#### Material for this exercise
-- Start --

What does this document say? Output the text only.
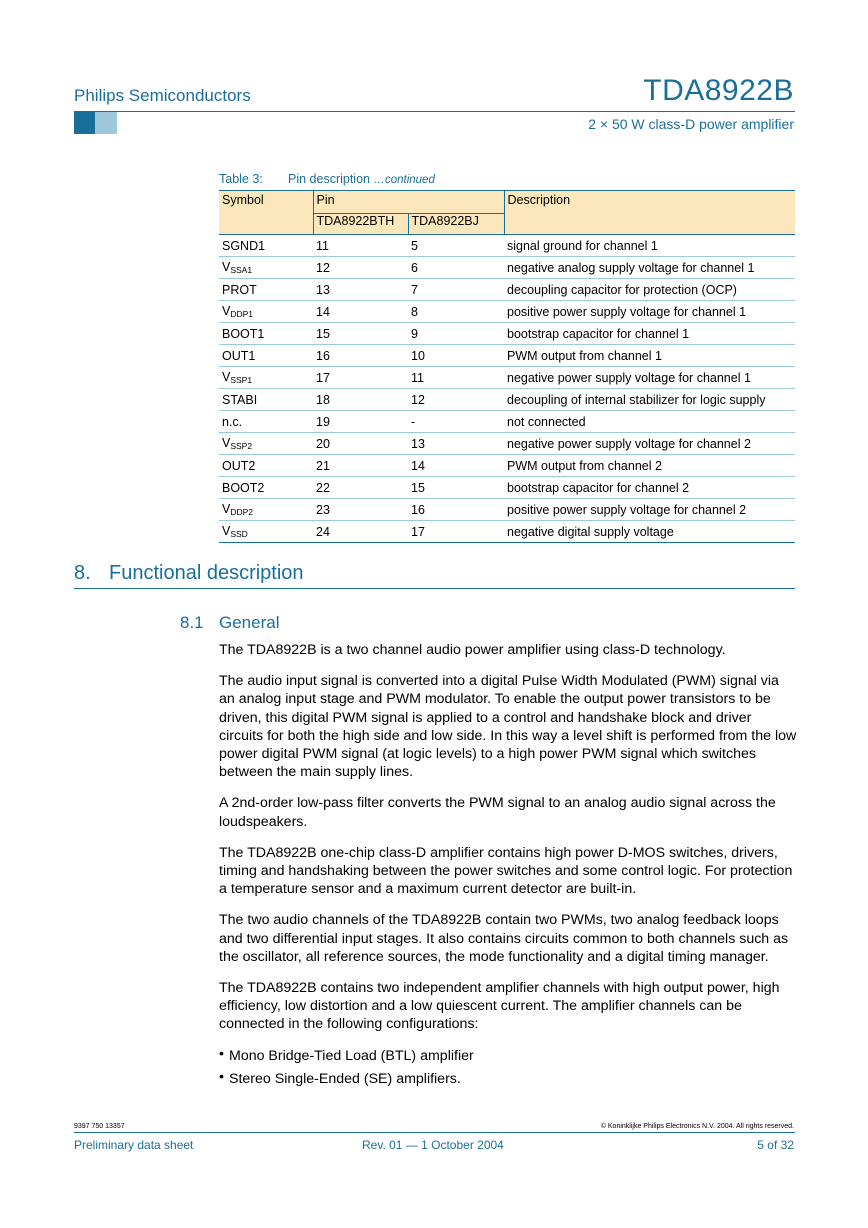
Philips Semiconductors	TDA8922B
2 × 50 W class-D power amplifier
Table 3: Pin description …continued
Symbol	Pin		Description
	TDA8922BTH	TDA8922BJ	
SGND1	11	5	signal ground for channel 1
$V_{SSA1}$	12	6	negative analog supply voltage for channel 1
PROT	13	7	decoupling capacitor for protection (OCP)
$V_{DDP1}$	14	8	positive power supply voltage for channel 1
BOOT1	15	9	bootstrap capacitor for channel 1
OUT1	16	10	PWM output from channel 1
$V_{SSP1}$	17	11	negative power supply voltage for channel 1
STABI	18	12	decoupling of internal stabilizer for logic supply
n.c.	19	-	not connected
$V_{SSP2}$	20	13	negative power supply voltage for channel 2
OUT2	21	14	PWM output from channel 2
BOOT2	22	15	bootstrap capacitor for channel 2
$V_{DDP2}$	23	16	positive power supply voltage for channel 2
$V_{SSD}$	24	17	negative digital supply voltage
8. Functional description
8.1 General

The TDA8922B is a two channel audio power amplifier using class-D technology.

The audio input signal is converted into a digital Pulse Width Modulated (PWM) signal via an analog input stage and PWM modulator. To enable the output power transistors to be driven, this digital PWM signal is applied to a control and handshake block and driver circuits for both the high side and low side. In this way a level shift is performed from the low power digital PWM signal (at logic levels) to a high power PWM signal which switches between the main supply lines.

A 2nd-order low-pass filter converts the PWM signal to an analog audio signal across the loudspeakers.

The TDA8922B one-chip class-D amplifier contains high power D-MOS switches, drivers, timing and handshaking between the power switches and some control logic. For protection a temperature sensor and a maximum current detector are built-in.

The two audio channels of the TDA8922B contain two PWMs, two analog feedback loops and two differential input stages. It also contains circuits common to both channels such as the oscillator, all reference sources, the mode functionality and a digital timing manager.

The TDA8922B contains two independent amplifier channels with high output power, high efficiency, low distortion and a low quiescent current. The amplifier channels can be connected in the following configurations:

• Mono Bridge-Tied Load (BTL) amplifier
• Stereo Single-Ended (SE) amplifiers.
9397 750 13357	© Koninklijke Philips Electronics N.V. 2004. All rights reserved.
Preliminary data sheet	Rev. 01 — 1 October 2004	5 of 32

-- End --
-- Start --

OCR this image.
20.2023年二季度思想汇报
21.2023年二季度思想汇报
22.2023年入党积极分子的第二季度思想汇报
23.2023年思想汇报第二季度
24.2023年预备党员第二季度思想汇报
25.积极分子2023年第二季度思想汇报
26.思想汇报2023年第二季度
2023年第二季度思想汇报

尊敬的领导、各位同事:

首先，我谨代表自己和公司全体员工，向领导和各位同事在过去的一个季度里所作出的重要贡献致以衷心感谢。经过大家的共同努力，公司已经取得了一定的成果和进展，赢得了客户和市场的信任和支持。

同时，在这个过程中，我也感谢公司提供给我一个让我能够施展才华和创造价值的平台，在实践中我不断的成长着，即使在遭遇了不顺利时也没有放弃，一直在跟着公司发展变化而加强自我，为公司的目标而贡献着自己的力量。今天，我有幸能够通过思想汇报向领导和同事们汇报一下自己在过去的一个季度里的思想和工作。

-- End --
-- Start --

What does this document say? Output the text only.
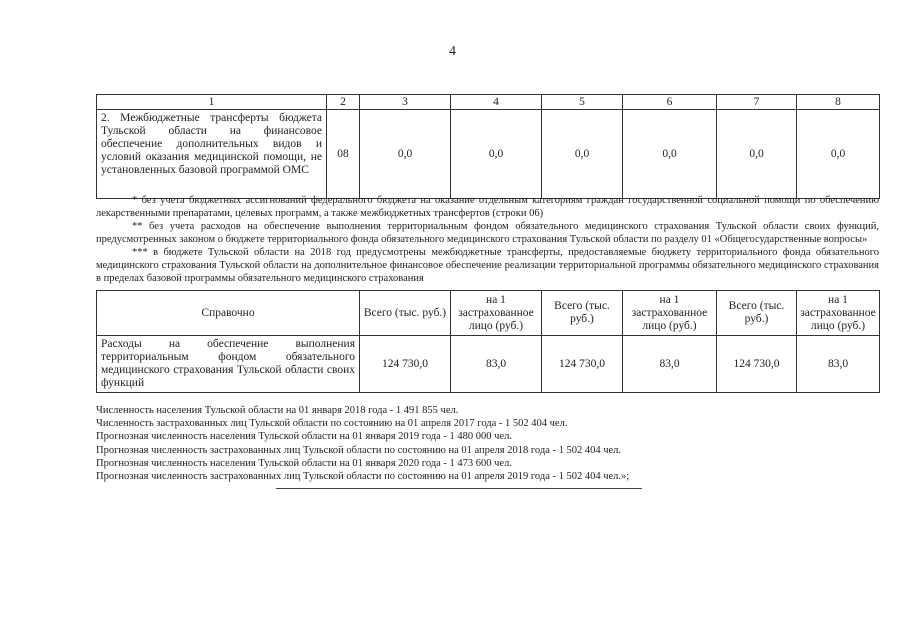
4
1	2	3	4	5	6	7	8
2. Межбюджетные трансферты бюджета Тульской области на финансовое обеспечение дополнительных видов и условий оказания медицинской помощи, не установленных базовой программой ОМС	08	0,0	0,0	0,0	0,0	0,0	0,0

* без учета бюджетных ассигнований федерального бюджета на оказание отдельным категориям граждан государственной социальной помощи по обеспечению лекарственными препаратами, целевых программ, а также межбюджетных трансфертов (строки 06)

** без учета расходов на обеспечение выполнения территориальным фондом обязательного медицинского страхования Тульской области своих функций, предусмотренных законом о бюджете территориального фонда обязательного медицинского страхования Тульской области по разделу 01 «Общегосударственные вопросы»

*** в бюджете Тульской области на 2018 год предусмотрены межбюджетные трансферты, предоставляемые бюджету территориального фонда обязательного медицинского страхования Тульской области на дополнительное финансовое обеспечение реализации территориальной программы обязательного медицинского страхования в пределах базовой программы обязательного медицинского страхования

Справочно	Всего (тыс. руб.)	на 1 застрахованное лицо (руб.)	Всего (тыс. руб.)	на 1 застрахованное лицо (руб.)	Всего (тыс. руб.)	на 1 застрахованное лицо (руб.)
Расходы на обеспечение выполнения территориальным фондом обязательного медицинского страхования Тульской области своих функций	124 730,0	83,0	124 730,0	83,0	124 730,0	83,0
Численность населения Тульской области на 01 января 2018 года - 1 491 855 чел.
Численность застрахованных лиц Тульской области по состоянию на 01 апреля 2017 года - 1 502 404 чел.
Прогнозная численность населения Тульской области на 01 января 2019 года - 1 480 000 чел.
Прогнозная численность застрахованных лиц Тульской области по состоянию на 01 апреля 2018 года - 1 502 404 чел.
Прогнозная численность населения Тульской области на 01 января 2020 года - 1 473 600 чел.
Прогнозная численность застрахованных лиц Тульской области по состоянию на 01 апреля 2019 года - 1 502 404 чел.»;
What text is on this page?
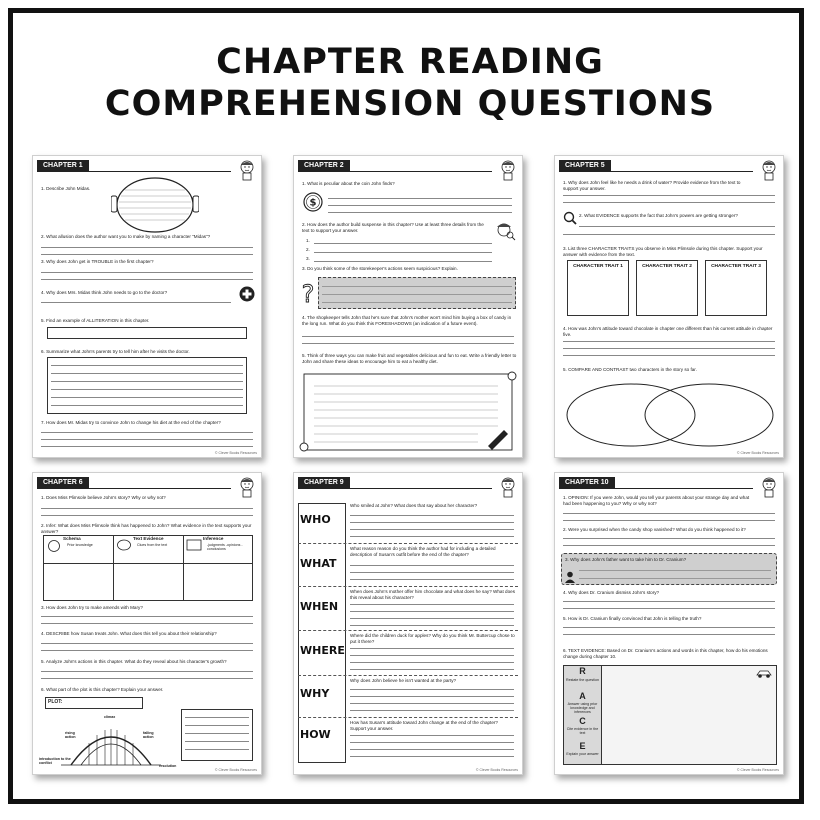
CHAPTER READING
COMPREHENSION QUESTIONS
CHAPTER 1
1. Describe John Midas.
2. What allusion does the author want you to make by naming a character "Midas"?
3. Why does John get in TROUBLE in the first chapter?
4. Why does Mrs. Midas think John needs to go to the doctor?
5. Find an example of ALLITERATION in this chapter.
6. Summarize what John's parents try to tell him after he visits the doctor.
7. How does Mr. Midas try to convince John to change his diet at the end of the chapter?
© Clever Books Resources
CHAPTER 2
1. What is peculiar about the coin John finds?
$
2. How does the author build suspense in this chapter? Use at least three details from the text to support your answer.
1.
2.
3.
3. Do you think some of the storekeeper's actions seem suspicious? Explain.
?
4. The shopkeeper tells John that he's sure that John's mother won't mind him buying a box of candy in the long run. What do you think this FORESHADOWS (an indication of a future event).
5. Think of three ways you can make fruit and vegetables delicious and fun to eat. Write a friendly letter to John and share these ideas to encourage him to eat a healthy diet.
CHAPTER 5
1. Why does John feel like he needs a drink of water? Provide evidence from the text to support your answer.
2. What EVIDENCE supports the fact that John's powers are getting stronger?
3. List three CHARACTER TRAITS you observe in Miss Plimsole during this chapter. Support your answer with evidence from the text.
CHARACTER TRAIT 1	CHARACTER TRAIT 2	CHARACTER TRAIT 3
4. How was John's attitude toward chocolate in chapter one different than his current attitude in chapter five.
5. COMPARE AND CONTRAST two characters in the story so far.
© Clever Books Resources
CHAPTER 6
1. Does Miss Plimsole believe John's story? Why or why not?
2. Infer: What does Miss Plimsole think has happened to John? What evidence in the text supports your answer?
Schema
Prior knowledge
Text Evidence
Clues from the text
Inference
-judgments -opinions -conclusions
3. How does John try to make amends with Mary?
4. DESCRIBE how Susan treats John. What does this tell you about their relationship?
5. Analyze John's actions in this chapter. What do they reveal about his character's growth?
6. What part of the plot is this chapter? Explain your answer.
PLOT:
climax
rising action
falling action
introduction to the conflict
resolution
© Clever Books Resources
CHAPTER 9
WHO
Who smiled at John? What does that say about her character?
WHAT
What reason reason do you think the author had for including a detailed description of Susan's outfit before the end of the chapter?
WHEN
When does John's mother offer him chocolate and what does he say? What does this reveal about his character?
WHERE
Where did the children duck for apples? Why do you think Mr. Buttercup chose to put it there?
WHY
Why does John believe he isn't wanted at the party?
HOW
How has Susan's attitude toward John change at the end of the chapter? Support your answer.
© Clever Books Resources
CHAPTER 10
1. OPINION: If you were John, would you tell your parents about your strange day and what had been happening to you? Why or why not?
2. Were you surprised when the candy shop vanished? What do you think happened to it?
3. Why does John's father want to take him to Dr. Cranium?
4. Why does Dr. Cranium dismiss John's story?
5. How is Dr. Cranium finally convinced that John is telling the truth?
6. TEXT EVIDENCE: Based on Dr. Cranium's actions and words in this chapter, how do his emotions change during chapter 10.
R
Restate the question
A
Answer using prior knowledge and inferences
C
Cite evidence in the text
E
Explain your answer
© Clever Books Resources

-- End --

#### Task objective
From the data above, copy each line where the string "that" appears.

#### Answer for this exercise
4. The shopkeeper tells John that he's sure that John's mother won't mind him buying a box of candy in the long run. What do you think this FORESHADOWS (an indication of a future event).
2. What EVIDENCE supports the fact that John's powers are getting stronger?
Who smiled at John? What does that say about her character?
5. How is Dr. Cranium finally convinced that John is telling the truth?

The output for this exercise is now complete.